Dataset entries
****

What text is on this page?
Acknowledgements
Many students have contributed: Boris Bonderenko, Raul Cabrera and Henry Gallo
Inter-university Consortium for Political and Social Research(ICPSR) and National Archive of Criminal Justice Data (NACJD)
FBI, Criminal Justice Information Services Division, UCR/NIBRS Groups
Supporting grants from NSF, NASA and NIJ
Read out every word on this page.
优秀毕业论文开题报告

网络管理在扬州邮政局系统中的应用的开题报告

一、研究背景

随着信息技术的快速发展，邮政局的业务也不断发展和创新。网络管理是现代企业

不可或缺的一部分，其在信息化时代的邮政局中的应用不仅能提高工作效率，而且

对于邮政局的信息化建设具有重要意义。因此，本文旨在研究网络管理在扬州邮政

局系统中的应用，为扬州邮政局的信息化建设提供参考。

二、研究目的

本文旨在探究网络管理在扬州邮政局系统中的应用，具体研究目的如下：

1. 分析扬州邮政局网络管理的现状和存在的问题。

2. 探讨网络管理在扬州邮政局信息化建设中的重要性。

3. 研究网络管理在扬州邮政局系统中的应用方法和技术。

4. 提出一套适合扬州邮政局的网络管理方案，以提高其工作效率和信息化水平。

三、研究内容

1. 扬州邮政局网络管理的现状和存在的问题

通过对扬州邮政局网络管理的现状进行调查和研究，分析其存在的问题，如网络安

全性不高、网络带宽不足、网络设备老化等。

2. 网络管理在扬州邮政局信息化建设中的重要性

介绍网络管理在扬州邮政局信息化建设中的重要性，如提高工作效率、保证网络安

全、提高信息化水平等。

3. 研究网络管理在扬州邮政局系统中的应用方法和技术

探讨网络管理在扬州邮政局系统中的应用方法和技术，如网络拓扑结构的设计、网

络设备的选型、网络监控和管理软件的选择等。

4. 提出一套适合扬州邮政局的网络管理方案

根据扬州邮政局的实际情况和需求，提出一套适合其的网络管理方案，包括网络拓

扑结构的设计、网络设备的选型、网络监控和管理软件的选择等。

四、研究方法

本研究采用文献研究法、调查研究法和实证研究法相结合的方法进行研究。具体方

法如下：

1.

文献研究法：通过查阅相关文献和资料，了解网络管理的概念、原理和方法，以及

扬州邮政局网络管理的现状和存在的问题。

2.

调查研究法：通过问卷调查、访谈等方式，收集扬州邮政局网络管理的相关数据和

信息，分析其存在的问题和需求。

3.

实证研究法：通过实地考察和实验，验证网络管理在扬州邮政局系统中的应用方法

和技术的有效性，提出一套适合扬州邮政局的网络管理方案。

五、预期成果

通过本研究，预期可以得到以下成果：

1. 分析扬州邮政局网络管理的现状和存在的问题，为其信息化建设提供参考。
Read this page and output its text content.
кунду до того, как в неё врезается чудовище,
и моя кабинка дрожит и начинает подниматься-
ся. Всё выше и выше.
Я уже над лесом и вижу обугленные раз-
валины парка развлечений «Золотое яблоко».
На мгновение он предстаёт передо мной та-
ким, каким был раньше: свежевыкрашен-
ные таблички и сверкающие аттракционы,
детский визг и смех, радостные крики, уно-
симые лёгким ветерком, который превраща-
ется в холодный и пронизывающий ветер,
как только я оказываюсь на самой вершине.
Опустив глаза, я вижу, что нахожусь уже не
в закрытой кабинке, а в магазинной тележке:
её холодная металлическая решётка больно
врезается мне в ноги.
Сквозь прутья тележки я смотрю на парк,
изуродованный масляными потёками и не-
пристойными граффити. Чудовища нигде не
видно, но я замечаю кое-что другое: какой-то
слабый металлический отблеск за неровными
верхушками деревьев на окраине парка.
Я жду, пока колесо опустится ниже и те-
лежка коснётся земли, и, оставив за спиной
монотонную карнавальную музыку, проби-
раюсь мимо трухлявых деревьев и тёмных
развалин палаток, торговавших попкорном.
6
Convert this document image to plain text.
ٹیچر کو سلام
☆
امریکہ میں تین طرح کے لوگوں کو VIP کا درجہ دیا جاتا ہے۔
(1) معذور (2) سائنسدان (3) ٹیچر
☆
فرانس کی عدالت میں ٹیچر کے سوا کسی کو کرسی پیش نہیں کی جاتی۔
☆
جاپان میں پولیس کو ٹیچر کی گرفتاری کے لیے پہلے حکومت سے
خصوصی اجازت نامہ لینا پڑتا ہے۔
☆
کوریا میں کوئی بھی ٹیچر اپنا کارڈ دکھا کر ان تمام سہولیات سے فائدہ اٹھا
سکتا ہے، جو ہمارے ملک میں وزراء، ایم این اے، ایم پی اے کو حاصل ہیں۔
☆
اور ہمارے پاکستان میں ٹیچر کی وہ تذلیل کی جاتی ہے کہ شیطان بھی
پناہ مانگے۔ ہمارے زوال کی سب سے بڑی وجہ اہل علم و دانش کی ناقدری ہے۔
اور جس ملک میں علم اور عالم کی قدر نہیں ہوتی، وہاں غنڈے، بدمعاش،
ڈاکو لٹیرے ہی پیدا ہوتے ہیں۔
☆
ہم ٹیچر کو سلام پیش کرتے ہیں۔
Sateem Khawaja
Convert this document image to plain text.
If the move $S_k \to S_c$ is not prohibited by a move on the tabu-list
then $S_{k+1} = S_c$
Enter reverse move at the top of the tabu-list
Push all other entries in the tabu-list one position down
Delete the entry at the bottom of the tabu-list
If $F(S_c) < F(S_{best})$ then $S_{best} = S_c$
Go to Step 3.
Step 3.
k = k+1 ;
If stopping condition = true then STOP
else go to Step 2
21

****

> Description of the task:
Tally up the lines holding the string "Criminal" in this listing, and report the total alone.

> Answer to this task:
2